» **What is expected**
Read the records and gather each line that includes "Congress".

» **Material for this task**
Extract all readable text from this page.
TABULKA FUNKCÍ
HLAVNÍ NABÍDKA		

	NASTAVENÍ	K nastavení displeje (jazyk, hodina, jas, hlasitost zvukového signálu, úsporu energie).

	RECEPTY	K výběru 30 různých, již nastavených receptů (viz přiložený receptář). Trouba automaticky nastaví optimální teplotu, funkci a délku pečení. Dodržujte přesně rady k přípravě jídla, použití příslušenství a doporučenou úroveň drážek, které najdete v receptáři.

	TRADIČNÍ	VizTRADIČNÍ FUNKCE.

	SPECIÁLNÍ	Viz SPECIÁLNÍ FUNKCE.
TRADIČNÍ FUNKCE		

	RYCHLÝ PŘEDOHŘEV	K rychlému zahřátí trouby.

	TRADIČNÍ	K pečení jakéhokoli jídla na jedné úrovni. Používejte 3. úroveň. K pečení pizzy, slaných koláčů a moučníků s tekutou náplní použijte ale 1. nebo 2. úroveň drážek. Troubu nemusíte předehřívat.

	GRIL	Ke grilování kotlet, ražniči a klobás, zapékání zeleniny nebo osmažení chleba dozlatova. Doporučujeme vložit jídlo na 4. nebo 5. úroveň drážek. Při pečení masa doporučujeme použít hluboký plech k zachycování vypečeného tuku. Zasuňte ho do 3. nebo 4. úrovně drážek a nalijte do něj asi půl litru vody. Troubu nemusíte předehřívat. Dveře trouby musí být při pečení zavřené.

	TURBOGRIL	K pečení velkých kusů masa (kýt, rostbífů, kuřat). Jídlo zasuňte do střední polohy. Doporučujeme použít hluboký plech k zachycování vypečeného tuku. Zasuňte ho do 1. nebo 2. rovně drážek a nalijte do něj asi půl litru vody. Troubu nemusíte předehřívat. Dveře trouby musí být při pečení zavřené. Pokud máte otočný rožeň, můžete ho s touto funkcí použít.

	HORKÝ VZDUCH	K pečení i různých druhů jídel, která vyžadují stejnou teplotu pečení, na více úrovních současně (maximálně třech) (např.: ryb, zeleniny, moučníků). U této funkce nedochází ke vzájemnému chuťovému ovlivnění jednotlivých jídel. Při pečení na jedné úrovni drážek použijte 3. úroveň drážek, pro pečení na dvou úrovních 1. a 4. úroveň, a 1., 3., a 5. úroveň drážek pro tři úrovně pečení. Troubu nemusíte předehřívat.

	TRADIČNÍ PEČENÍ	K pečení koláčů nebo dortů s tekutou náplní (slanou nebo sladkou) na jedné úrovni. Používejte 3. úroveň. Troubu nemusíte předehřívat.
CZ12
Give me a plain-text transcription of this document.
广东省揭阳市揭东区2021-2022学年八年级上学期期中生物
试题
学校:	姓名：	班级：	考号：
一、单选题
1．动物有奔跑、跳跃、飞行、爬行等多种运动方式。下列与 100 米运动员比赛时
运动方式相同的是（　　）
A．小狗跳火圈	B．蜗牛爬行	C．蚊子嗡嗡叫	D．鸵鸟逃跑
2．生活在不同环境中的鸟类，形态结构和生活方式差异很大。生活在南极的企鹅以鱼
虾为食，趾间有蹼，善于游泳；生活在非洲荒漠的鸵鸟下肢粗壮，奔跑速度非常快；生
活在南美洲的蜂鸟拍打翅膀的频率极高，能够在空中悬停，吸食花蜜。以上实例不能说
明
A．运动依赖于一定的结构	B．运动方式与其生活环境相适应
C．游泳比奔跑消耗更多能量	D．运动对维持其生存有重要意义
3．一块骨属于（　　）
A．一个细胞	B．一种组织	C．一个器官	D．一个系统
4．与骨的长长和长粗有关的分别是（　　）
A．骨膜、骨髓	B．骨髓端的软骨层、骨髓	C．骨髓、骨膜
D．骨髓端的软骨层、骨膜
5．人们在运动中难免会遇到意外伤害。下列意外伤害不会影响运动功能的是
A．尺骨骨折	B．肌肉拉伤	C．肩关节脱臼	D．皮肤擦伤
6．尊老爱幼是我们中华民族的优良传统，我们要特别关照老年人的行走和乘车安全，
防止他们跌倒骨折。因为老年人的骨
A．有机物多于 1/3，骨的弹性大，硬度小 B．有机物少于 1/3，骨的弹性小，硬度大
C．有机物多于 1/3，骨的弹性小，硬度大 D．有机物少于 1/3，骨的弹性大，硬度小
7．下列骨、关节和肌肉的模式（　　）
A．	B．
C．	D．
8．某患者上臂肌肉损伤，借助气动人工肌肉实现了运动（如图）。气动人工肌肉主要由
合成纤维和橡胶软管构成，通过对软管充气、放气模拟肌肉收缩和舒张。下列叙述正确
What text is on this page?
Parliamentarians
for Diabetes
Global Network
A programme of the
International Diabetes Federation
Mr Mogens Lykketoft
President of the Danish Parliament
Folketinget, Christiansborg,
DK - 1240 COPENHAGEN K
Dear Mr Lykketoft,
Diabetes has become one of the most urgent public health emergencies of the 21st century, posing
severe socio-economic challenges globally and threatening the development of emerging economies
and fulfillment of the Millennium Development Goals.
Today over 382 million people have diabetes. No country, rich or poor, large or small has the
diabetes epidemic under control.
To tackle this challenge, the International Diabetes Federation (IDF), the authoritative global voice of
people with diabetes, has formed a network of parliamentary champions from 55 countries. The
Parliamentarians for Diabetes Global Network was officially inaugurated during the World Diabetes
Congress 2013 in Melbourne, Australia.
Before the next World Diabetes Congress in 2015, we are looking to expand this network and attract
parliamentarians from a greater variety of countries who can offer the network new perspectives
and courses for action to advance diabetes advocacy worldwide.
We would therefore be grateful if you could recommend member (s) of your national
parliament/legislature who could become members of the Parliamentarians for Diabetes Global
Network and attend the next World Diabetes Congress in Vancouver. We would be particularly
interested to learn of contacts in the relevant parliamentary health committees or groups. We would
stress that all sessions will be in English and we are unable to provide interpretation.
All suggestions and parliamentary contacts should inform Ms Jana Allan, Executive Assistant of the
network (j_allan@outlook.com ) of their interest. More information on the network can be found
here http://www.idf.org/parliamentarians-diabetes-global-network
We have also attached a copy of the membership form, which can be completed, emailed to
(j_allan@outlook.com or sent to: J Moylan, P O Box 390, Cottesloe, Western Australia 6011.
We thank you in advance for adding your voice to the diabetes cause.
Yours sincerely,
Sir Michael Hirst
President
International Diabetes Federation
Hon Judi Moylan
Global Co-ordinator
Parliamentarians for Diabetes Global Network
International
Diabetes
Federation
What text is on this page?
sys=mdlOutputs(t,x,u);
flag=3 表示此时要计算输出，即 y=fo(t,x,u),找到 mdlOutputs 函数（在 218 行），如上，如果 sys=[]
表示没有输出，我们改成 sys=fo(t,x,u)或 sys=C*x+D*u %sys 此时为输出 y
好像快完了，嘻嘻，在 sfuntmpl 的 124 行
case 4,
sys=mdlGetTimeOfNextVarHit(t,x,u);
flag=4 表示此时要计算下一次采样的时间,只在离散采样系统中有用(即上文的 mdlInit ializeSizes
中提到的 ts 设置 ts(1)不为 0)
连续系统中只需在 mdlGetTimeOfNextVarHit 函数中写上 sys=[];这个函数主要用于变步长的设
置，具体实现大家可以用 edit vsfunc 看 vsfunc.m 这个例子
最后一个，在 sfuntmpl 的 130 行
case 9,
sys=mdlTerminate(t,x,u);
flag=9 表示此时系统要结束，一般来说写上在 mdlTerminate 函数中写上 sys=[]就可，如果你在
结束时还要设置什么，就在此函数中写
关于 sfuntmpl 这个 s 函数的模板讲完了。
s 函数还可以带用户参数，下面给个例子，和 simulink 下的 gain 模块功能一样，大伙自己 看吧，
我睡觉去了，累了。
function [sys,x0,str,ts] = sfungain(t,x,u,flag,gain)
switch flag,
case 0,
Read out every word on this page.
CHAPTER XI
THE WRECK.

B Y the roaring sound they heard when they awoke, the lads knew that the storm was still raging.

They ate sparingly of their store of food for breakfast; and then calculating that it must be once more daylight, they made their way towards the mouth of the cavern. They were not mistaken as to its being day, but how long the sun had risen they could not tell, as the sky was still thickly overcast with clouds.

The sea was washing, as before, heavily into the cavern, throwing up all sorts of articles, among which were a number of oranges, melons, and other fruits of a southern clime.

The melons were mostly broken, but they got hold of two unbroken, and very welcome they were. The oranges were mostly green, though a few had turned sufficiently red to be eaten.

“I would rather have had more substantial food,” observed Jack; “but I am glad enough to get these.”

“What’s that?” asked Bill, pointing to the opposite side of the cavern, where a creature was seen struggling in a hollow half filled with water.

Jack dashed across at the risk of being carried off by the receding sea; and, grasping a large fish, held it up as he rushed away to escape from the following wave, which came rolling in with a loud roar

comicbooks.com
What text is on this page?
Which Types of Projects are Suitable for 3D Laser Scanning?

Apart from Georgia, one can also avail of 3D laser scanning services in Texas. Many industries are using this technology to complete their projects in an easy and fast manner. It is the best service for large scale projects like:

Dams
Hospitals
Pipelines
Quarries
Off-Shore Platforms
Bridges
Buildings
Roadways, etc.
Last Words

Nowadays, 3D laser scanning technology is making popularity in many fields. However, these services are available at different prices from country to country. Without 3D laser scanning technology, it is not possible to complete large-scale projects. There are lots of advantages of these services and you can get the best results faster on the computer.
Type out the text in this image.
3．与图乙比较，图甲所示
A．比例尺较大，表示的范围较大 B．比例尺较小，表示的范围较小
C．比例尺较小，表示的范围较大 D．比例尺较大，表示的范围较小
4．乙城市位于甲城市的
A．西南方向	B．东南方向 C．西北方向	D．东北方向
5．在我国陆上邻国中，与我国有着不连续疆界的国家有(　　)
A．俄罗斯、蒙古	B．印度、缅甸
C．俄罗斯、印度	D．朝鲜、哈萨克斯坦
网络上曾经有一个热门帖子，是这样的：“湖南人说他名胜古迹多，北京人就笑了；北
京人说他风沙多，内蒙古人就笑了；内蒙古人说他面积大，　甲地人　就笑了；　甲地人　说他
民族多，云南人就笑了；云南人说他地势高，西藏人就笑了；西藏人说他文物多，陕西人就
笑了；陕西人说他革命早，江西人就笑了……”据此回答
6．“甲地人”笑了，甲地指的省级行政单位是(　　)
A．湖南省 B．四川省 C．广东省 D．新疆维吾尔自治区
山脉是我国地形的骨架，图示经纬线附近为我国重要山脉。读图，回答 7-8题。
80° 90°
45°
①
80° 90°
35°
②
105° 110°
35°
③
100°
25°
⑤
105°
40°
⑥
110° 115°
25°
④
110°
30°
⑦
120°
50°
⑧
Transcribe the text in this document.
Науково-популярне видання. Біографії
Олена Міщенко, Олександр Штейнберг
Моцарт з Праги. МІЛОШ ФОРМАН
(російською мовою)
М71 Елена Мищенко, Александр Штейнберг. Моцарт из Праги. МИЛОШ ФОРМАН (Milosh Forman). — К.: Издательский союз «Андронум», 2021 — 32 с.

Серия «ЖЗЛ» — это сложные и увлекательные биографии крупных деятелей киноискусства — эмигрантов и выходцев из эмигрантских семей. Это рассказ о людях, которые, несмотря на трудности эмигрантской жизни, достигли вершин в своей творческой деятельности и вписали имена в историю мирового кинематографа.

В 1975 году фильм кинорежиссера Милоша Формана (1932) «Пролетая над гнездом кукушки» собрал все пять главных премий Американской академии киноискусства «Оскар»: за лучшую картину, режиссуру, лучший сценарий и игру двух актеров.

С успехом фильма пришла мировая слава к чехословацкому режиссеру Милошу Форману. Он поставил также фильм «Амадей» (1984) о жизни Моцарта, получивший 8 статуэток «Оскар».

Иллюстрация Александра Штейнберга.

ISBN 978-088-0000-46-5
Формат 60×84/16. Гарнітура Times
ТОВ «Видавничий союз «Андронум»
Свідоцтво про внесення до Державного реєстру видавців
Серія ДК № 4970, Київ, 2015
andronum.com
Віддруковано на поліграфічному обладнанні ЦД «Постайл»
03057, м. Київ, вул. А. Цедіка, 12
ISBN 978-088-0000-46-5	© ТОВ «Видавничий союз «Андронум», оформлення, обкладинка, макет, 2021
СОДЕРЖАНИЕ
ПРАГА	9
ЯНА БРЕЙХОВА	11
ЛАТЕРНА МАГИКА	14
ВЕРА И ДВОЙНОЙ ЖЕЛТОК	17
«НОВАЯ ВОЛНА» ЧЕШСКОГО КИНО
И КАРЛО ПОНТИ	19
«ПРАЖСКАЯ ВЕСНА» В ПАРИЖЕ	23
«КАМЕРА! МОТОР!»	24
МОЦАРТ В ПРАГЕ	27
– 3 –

» **Output below**
Congress 2013 in Melbourne, Australia.
Before the next World Diabetes Congress in 2015, we are looking to expand this network and attract
Network and attend the next World Diabetes Congress in Vancouver. We would be particularly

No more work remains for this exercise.